» **Do this**: Reproduce the records below in full and without edits, omitting images.

» **Available data**:
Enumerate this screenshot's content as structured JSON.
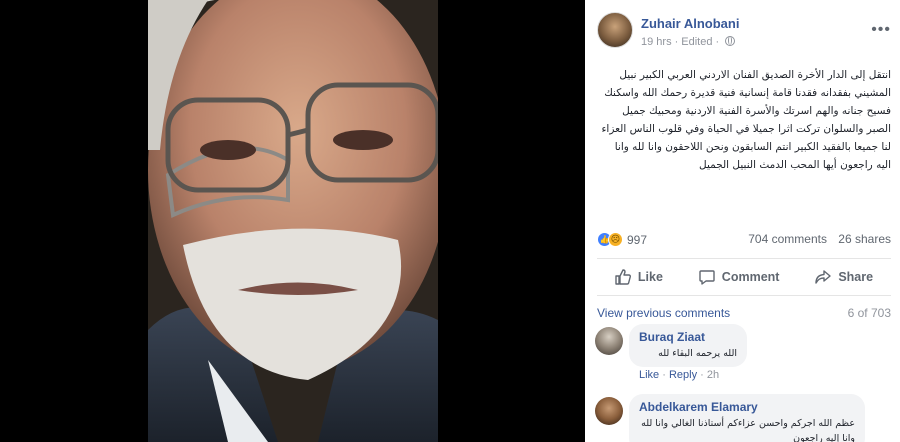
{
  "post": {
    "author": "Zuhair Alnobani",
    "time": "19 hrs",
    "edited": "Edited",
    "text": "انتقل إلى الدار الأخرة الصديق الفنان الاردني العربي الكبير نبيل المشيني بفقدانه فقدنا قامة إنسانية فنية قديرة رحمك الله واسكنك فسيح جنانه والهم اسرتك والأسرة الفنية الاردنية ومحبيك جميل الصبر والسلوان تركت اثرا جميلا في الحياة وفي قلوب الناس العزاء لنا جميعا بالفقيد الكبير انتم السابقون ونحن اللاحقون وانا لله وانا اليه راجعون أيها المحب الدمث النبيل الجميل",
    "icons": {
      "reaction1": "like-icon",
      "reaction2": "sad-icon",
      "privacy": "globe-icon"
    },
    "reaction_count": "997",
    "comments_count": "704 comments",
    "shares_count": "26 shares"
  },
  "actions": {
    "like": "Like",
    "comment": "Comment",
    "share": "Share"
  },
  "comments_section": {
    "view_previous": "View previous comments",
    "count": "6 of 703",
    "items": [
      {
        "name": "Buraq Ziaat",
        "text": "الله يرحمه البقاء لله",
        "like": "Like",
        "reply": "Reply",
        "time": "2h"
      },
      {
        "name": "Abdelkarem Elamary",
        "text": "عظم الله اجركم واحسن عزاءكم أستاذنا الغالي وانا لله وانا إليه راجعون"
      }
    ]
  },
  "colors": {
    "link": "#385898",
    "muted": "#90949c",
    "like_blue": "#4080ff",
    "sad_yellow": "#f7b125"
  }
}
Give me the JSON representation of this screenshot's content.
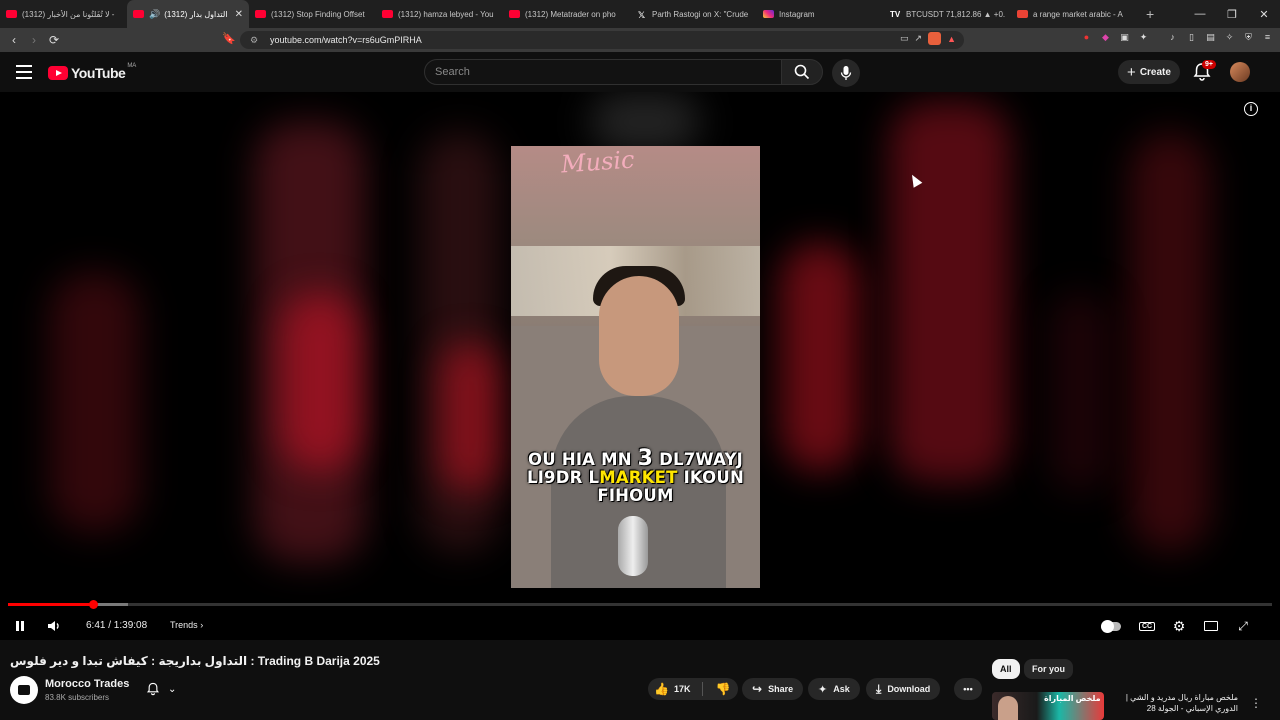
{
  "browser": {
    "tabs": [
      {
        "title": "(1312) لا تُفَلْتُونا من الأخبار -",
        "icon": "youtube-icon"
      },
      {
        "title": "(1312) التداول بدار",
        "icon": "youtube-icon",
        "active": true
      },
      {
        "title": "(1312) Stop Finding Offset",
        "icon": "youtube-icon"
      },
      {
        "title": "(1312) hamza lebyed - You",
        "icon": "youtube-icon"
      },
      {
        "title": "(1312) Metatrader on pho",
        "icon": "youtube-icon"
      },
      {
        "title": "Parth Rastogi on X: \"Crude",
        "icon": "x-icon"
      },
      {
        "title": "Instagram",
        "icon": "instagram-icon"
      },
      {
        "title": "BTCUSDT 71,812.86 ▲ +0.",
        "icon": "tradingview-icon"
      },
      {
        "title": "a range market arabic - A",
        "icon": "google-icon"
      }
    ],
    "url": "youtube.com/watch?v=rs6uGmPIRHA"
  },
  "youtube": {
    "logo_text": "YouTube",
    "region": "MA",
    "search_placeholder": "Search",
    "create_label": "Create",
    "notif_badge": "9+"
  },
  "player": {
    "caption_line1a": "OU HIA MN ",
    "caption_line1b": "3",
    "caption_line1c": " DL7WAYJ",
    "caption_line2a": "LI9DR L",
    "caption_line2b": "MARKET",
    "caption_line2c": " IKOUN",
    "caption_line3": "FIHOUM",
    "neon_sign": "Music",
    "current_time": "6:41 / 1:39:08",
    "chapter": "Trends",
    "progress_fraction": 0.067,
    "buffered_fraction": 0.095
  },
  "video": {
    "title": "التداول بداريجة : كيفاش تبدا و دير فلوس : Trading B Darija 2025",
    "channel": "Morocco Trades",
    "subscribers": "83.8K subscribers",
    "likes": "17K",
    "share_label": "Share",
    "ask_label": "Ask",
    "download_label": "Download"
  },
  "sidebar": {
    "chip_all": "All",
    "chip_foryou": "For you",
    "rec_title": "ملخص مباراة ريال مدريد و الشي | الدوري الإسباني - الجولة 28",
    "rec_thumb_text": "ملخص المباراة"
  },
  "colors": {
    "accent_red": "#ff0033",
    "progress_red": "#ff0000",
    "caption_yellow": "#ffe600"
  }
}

» **Response for this exercise**:
Enumerate this screenshot's content as structured JSON.
{
  "post": {
    "author": "Zuhair Alnobani",
    "time": "19 hrs",
    "edited": "Edited",
    "text": "انتقل إلى الدار الأخرة الصديق الفنان الاردني العربي الكبير نبيل المشيني بفقدانه فقدنا قامة إنسانية فنية قديرة رحمك الله واسكنك فسيح جنانه والهم اسرتك والأسرة الفنية الاردنية ومحبيك جميل الصبر والسلوان تركت اثرا جميلا في الحياة وفي قلوب الناس العزاء لنا جميعا بالفقيد الكبير انتم السابقون ونحن اللاحقون وانا لله وانا اليه راجعون أيها المحب الدمث النبيل الجميل",
    "icons": {
      "reaction1": "like-icon",
      "reaction2": "sad-icon",
      "privacy": "globe-icon"
    },
    "reaction_count": "997",
    "comments_count": "704 comments",
    "shares_count": "26 shares"
  },
  "actions": {
    "like": "Like",
    "comment": "Comment",
    "share": "Share"
  },
  "comments_section": {
    "view_previous": "View previous comments",
    "count": "6 of 703",
    "items": [
      {
        "name": "Buraq Ziaat",
        "text": "الله يرحمه البقاء لله",
        "like": "Like",
        "reply": "Reply",
        "time": "2h"
      },
      {
        "name": "Abdelkarem Elamary",
        "text": "عظم الله اجركم واحسن عزاءكم أستاذنا الغالي وانا لله وانا إليه راجعون"
      }
    ]
  },
  "colors": {
    "link": "#385898",
    "muted": "#90949c",
    "like_blue": "#4080ff",
    "sad_yellow": "#f7b125"
  }
}
Give me the JSON representation of this screenshot's content.
{
  "browser": {
    "tabs": [
      {
        "title": "(1312) لا تُفَلْتُونا من الأخبار -",
        "icon": "youtube-icon"
      },
      {
        "title": "(1312) التداول بدار",
        "icon": "youtube-icon",
        "active": true
      },
      {
        "title": "(1312) Stop Finding Offset",
        "icon": "youtube-icon"
      },
      {
        "title": "(1312) hamza lebyed - You",
        "icon": "youtube-icon"
      },
      {
        "title": "(1312) Metatrader on pho",
        "icon": "youtube-icon"
      },
      {
        "title": "Parth Rastogi on X: \"Crude",
        "icon": "x-icon"
      },
      {
        "title": "Instagram",
        "icon": "instagram-icon"
      },
      {
        "title": "BTCUSDT 71,812.86 ▲ +0.",
        "icon": "tradingview-icon"
      },
      {
        "title": "a range market arabic - A",
        "icon": "google-icon"
      }
    ],
    "url": "youtube.com/watch?v=rs6uGmPIRHA"
  },
  "youtube": {
    "logo_text": "YouTube",
    "region": "MA",
    "search_placeholder": "Search",
    "create_label": "Create",
    "notif_badge": "9+"
  },
  "player": {
    "caption_line1a": "OU HIA MN ",
    "caption_line1b": "3",
    "caption_line1c": " DL7WAYJ",
    "caption_line2a": "LI9DR L",
    "caption_line2b": "MARKET",
    "caption_line2c": " IKOUN",
    "caption_line3": "FIHOUM",
    "neon_sign": "Music",
    "current_time": "6:41 / 1:39:08",
    "chapter": "Trends",
    "progress_fraction": 0.067,
    "buffered_fraction": 0.095
  },
  "video": {
    "title": "التداول بداريجة : كيفاش تبدا و دير فلوس : Trading B Darija 2025",
    "channel": "Morocco Trades",
    "subscribers": "83.8K subscribers",
    "likes": "17K",
    "share_label": "Share",
    "ask_label": "Ask",
    "download_label": "Download"
  },
  "sidebar": {
    "chip_all": "All",
    "chip_foryou": "For you",
    "rec_title": "ملخص مباراة ريال مدريد و الشي | الدوري الإسباني - الجولة 28",
    "rec_thumb_text": "ملخص المباراة"
  },
  "colors": {
    "accent_red": "#ff0033",
    "progress_red": "#ff0000",
    "caption_yellow": "#ffe600"
  }
}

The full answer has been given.